>> start Data entries

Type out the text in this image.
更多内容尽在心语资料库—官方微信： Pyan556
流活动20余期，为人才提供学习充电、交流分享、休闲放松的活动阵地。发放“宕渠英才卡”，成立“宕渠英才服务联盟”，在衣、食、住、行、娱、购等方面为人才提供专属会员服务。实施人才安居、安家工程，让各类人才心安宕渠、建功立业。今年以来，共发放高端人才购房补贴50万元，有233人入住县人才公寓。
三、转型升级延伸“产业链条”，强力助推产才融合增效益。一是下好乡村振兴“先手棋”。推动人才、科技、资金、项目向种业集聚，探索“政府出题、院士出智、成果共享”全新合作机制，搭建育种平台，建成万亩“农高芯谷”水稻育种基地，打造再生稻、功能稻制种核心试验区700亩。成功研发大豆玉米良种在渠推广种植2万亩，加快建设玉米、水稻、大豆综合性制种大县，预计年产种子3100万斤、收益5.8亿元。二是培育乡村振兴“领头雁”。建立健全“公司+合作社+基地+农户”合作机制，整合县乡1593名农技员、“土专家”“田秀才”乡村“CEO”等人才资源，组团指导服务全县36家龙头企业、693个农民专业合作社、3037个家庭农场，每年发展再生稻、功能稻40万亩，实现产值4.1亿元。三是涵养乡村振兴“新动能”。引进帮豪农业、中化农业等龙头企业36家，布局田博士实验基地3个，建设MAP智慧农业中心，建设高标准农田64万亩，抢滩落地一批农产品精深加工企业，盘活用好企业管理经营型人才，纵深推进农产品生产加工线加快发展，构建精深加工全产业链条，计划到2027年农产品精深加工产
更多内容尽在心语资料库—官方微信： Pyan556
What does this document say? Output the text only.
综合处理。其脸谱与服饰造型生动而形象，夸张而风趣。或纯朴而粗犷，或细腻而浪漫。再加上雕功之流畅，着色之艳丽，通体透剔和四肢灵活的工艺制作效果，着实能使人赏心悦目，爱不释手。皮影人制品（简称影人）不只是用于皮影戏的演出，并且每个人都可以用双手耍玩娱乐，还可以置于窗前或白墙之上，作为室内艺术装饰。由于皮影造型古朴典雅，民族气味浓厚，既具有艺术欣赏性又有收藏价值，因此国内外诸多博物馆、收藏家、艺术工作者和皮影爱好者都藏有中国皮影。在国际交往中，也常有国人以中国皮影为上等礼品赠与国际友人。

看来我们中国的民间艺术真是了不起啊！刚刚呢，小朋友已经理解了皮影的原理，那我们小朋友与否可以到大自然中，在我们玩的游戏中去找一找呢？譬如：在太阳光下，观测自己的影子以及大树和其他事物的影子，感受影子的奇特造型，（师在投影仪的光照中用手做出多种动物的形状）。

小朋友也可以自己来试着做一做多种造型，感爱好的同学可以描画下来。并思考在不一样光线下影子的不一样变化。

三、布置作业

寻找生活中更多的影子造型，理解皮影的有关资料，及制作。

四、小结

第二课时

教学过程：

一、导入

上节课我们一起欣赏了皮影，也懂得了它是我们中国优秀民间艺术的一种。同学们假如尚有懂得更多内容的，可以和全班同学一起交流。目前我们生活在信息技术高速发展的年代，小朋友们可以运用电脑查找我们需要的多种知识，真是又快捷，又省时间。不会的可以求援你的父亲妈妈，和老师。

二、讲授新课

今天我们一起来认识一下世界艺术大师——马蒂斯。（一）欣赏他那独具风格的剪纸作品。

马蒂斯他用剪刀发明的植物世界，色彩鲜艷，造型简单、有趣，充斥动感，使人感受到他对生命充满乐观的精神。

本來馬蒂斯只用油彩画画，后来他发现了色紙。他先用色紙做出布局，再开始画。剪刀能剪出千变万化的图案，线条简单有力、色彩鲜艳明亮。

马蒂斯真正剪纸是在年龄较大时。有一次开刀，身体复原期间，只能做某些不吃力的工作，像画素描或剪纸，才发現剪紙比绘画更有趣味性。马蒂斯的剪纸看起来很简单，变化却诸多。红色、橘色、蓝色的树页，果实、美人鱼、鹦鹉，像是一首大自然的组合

>> end Data entries

*Set problem:* Extract the full set of entries word for word.

*Solution to the problem:*
Type out the text in this image.
更多内容尽在心语资料库—官方微信： Pyan556
流活动20余期，为人才提供学习充电、交流分享、休闲放松的活动阵地。发放“宕渠英才卡”，成立“宕渠英才服务联盟”，在衣、食、住、行、娱、购等方面为人才提供专属会员服务。实施人才安居、安家工程，让各类人才心安宕渠、建功立业。今年以来，共发放高端人才购房补贴50万元，有233人入住县人才公寓。
三、转型升级延伸“产业链条”，强力助推产才融合增效益。一是下好乡村振兴“先手棋”。推动人才、科技、资金、项目向种业集聚，探索“政府出题、院士出智、成果共享”全新合作机制，搭建育种平台，建成万亩“农高芯谷”水稻育种基地，打造再生稻、功能稻制种核心试验区700亩。成功研发大豆玉米良种在渠推广种植2万亩，加快建设玉米、水稻、大豆综合性制种大县，预计年产种子3100万斤、收益5.8亿元。二是培育乡村振兴“领头雁”。建立健全“公司+合作社+基地+农户”合作机制，整合县乡1593名农技员、“土专家”“田秀才”乡村“CEO”等人才资源，组团指导服务全县36家龙头企业、693个农民专业合作社、3037个家庭农场，每年发展再生稻、功能稻40万亩，实现产值4.1亿元。三是涵养乡村振兴“新动能”。引进帮豪农业、中化农业等龙头企业36家，布局田博士实验基地3个，建设MAP智慧农业中心，建设高标准农田64万亩，抢滩落地一批农产品精深加工企业，盘活用好企业管理经营型人才，纵深推进农产品生产加工线加快发展，构建精深加工全产业链条，计划到2027年农产品精深加工产
更多内容尽在心语资料库—官方微信： Pyan556
What does this document say? Output the text only.
综合处理。其脸谱与服饰造型生动而形象，夸张而风趣。或纯朴而粗犷，或细腻而浪漫。再加上雕功之流畅，着色之艳丽，通体透剔和四肢灵活的工艺制作效果，着实能使人赏心悦目，爱不释手。皮影人制品（简称影人）不只是用于皮影戏的演出，并且每个人都可以用双手耍玩娱乐，还可以置于窗前或白墙之上，作为室内艺术装饰。由于皮影造型古朴典雅，民族气味浓厚，既具有艺术欣赏性又有收藏价值，因此国内外诸多博物馆、收藏家、艺术工作者和皮影爱好者都藏有中国皮影。在国际交往中，也常有国人以中国皮影为上等礼品赠与国际友人。

看来我们中国的民间艺术真是了不起啊！刚刚呢，小朋友已经理解了皮影的原理，那我们小朋友与否可以到大自然中，在我们玩的游戏中去找一找呢？譬如：在太阳光下，观测自己的影子以及大树和其他事物的影子，感受影子的奇特造型，（师在投影仪的光照中用手做出多种动物的形状）。

小朋友也可以自己来试着做一做多种造型，感爱好的同学可以描画下来。并思考在不一样光线下影子的不一样变化。

三、布置作业

寻找生活中更多的影子造型，理解皮影的有关资料，及制作。

四、小结

第二课时

教学过程：

一、导入

上节课我们一起欣赏了皮影，也懂得了它是我们中国优秀民间艺术的一种。同学们假如尚有懂得更多内容的，可以和全班同学一起交流。目前我们生活在信息技术高速发展的年代，小朋友们可以运用电脑查找我们需要的多种知识，真是又快捷，又省时间。不会的可以求援你的父亲妈妈，和老师。

二、讲授新课

今天我们一起来认识一下世界艺术大师——马蒂斯。（一）欣赏他那独具风格的剪纸作品。

马蒂斯他用剪刀发明的植物世界，色彩鲜艷，造型简单、有趣，充斥动感，使人感受到他对生命充满乐观的精神。

本來馬蒂斯只用油彩画画，后来他发现了色紙。他先用色紙做出布局，再开始画。剪刀能剪出千变万化的图案，线条简单有力、色彩鲜艳明亮。

马蒂斯真正剪纸是在年龄较大时。有一次开刀，身体复原期间，只能做某些不吃力的工作，像画素描或剪纸，才发現剪紙比绘画更有趣味性。马蒂斯的剪纸看起来很简单，变化却诸多。红色、橘色、蓝色的树页，果实、美人鱼、鹦鹉，像是一首大自然的组合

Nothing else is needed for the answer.